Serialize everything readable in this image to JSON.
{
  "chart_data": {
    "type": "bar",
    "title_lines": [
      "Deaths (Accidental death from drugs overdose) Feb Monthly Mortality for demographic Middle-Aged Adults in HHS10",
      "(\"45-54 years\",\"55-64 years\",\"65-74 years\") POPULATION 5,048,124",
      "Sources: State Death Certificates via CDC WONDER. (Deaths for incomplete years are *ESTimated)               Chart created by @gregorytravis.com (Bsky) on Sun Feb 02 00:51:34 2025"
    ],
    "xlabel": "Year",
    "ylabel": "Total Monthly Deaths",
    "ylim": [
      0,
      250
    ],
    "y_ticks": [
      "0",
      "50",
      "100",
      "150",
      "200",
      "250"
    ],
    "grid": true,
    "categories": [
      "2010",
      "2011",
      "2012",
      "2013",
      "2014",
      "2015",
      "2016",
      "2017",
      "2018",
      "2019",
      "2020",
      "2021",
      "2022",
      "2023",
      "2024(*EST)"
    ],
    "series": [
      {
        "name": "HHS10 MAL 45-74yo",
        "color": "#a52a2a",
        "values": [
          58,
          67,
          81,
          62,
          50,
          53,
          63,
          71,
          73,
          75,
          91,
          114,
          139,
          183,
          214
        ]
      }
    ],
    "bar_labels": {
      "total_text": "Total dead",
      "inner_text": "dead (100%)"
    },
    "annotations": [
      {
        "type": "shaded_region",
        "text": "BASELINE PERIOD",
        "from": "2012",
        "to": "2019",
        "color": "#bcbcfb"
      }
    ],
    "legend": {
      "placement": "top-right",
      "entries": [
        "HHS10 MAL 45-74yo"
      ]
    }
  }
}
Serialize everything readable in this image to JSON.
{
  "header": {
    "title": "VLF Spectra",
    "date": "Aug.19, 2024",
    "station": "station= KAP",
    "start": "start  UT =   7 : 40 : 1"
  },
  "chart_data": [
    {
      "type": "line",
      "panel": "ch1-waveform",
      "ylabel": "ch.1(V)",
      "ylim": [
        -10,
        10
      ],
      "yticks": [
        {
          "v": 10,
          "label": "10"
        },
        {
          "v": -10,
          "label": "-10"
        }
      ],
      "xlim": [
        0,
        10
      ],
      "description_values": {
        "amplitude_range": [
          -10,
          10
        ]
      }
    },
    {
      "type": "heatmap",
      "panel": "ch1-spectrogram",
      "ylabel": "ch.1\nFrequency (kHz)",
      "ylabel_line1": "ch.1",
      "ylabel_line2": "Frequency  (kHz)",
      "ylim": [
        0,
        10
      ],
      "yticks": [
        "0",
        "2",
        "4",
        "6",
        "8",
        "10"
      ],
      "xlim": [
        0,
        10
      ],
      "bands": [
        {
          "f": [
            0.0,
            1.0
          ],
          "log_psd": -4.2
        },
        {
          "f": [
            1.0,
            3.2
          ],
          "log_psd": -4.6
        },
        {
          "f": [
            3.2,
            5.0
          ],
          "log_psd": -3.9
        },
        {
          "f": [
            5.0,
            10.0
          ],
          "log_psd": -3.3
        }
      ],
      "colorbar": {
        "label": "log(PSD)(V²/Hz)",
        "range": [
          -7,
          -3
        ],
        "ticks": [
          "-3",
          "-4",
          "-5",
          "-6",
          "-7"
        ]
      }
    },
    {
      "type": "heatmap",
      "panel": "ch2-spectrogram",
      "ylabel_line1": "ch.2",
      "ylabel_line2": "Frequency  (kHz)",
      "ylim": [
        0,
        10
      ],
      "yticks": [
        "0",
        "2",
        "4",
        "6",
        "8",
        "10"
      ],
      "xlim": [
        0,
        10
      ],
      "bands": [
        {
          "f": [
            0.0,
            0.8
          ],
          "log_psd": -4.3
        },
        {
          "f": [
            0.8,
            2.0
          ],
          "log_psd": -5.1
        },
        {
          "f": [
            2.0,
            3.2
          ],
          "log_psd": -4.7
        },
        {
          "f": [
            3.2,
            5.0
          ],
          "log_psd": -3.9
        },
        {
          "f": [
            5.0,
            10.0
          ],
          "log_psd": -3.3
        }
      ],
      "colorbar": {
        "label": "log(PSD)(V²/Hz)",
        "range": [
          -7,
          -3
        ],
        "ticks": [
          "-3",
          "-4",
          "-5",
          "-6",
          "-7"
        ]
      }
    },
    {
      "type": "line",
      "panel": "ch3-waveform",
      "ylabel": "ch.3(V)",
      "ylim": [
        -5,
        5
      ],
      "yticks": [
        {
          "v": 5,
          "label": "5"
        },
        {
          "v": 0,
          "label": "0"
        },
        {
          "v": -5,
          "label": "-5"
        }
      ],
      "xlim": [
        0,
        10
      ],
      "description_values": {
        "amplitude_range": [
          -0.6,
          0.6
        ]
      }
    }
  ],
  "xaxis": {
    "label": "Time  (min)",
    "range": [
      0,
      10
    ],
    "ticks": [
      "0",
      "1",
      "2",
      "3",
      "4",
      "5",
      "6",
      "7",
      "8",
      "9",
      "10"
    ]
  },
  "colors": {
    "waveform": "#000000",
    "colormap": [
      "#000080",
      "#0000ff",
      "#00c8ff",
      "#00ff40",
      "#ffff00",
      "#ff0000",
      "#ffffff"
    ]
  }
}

· · ·

- **Exercise**
Using the listing above, pull out all lines that hold the word "years".

- **Result**
      "(\"45-54 years\",\"55-64 years\",\"65-74 years\") POPULATION 5,048,124",
      "Sources: State Death Certificates via CDC WONDER. (Deaths for incomplete years are *ESTimated)               Chart created by @gregorytravis.com (Bsky) on Sun Feb 02 00:51:34 2025"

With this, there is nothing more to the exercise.